- SHORT PROBLEM
Each line that contains the word "JSON" counts once; give the total for the records below and nothing else.
━━━
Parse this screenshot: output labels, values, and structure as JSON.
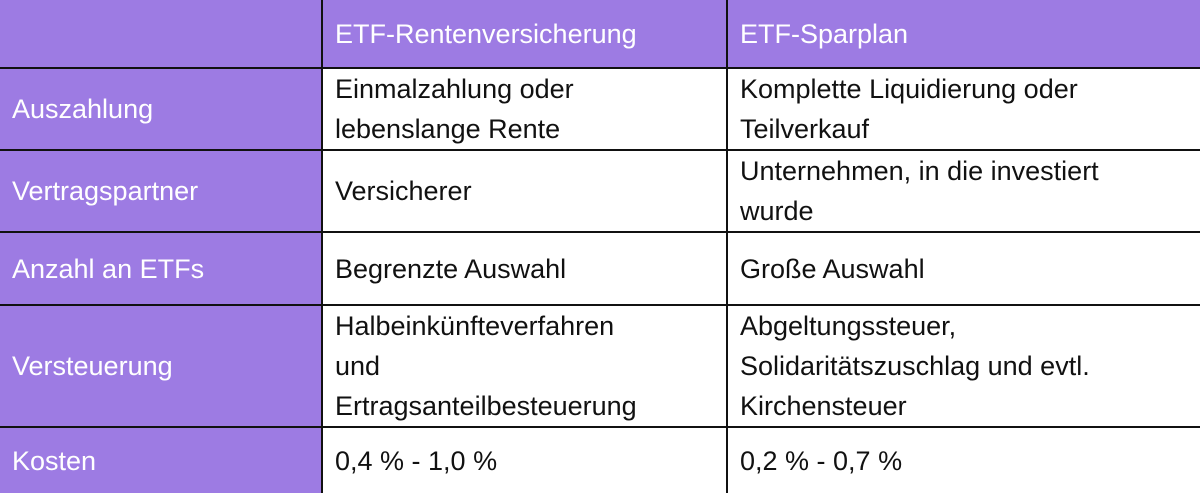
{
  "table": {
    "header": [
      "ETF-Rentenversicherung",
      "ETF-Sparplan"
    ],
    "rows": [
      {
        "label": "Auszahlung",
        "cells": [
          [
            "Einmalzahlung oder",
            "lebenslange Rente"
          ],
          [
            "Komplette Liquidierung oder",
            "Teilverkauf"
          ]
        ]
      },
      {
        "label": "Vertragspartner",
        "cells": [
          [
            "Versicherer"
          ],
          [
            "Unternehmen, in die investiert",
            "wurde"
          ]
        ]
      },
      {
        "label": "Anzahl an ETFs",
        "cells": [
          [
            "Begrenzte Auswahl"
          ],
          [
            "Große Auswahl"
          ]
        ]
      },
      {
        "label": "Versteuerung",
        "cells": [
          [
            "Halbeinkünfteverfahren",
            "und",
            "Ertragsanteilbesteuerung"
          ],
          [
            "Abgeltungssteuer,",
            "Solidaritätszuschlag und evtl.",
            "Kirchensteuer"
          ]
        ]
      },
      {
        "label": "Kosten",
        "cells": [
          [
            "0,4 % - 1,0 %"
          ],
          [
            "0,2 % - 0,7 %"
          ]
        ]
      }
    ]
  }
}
━━━
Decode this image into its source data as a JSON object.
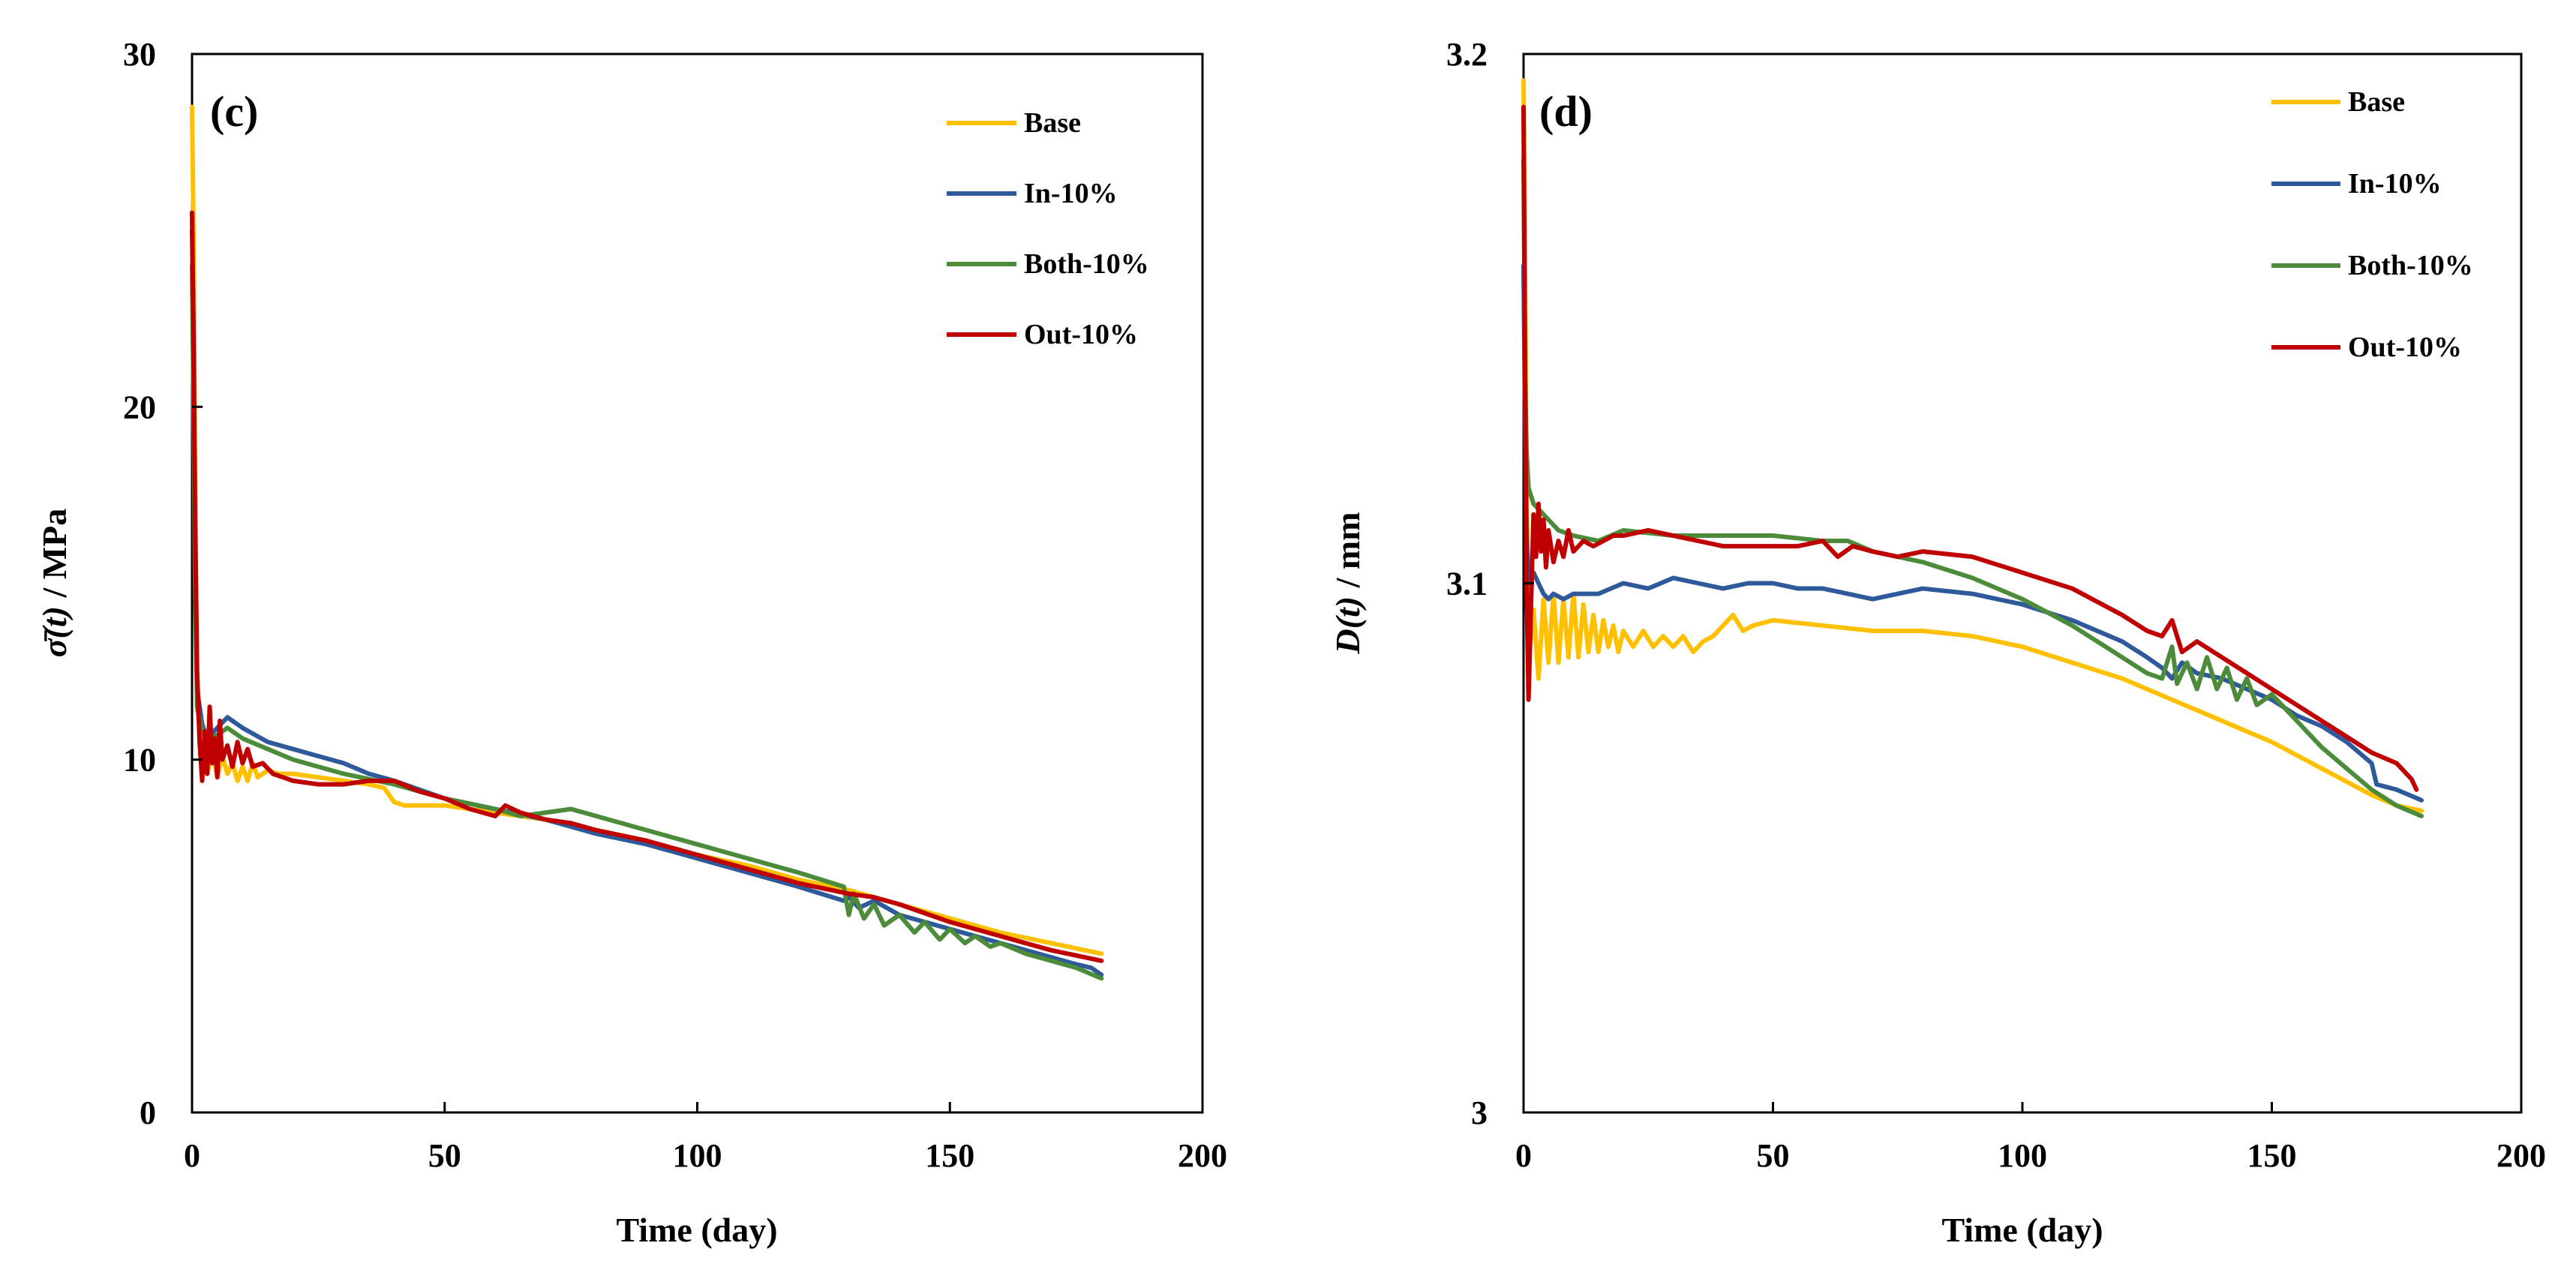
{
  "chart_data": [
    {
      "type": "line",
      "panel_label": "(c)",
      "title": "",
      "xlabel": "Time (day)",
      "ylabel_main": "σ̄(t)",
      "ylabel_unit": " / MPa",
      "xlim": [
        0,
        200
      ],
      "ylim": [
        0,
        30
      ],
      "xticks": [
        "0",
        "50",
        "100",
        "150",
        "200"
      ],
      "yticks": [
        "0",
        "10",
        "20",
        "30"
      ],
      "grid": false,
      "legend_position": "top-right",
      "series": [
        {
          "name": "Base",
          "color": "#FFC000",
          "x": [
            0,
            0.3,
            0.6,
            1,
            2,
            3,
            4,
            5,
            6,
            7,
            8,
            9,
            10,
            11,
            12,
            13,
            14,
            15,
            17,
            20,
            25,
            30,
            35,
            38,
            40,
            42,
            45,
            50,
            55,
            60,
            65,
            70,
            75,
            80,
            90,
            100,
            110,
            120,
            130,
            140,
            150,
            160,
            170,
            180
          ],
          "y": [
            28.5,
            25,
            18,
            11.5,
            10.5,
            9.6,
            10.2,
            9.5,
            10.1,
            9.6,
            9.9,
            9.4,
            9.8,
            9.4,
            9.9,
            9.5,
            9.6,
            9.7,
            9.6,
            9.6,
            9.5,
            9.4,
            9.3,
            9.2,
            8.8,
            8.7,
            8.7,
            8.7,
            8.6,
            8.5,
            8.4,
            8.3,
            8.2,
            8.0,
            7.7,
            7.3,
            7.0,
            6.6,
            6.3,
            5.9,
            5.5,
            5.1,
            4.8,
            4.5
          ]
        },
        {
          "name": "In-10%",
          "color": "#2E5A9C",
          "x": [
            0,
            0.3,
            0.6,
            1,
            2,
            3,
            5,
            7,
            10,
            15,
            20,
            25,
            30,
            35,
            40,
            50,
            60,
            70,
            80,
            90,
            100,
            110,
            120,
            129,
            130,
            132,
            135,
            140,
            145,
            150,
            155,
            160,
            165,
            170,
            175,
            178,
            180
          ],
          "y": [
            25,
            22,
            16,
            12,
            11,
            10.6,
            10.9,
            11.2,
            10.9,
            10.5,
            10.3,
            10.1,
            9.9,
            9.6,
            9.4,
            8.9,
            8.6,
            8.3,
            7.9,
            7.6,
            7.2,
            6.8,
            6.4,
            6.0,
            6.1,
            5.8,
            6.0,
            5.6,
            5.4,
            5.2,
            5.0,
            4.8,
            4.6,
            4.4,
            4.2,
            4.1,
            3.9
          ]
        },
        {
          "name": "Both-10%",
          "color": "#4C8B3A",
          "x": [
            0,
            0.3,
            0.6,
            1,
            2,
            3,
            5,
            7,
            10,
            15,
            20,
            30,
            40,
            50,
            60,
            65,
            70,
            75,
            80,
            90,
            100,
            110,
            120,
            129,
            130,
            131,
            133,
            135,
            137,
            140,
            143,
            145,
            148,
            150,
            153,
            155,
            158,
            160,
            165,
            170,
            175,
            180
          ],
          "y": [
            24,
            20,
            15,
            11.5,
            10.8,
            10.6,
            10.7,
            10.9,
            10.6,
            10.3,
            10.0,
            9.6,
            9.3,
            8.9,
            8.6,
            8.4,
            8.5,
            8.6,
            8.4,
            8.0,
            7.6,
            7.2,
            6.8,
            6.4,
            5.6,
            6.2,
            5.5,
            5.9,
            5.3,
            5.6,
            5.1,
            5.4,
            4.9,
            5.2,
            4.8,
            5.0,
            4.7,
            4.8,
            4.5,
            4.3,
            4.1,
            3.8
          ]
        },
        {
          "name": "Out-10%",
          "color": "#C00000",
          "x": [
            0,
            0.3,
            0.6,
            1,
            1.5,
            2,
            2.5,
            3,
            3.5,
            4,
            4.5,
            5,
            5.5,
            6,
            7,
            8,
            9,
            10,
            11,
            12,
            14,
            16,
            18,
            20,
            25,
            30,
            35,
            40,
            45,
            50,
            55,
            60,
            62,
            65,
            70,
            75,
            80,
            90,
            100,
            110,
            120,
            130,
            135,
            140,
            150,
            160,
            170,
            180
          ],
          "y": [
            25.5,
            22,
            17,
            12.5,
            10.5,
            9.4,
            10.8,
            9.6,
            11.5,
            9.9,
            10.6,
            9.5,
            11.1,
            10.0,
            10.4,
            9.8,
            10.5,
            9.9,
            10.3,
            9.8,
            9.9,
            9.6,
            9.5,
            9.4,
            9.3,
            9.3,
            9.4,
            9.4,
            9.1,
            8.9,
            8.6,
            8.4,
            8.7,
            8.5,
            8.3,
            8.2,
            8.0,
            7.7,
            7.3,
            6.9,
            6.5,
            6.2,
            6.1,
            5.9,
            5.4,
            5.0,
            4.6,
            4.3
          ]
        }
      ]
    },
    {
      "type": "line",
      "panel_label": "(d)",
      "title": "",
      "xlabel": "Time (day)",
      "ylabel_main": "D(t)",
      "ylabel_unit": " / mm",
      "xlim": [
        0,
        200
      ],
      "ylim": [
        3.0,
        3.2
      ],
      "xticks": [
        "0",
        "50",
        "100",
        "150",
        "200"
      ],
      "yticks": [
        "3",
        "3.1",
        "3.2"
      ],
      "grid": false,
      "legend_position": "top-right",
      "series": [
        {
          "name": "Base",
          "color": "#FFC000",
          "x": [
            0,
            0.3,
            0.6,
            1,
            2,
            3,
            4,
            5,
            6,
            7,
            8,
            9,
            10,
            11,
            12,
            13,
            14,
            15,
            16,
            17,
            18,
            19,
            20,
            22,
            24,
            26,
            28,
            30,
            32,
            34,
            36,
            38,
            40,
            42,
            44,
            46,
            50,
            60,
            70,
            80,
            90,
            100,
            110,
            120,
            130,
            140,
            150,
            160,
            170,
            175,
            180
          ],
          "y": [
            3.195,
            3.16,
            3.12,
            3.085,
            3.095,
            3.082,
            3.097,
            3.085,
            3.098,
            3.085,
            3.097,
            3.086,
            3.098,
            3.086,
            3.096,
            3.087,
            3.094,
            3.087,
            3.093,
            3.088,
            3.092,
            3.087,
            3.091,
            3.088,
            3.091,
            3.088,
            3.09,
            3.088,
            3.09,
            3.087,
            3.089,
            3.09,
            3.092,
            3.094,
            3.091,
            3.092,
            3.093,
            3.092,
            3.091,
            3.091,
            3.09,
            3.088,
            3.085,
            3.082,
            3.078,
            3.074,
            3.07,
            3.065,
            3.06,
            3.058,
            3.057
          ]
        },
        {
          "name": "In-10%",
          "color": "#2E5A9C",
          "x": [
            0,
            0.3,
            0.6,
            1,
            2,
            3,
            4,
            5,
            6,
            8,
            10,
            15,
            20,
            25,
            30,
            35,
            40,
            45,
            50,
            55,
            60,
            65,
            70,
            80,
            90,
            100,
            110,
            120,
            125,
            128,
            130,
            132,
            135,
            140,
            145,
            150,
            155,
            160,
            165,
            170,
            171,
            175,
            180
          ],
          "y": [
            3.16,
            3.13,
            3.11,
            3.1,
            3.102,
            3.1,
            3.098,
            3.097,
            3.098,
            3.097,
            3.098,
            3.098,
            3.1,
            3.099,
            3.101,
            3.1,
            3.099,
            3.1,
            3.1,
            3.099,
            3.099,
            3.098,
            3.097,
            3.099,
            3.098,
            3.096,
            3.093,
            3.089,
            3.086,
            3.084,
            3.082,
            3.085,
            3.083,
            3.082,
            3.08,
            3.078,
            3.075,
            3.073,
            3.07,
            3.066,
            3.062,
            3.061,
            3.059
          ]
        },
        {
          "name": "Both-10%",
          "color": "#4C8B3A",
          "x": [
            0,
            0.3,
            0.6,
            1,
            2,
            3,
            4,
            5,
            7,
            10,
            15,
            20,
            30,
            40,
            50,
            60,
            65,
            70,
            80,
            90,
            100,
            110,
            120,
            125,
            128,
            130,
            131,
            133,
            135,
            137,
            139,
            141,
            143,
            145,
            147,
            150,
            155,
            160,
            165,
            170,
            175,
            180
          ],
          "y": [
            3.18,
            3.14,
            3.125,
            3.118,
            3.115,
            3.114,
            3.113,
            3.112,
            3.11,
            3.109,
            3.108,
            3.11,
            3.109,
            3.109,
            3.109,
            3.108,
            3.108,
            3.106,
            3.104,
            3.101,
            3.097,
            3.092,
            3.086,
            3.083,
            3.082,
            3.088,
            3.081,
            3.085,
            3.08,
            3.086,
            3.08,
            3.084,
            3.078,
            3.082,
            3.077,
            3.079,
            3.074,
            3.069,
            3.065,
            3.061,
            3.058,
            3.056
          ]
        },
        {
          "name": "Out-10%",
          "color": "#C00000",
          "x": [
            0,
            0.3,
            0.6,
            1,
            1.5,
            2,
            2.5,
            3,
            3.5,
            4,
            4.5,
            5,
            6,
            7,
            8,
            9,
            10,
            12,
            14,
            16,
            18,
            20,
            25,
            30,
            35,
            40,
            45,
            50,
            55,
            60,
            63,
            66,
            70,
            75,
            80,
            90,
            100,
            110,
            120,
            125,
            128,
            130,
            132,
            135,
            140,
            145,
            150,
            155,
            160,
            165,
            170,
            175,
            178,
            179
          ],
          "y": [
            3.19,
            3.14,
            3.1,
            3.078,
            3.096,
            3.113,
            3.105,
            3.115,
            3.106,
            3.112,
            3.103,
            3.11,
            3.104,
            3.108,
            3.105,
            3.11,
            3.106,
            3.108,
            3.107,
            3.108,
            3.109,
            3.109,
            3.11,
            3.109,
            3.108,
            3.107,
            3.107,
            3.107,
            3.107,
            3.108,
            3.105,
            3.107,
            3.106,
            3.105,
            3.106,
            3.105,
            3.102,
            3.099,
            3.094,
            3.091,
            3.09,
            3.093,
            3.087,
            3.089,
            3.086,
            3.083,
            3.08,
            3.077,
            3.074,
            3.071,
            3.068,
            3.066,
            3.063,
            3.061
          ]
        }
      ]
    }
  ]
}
━━━
- SOLVED PROBLEM
2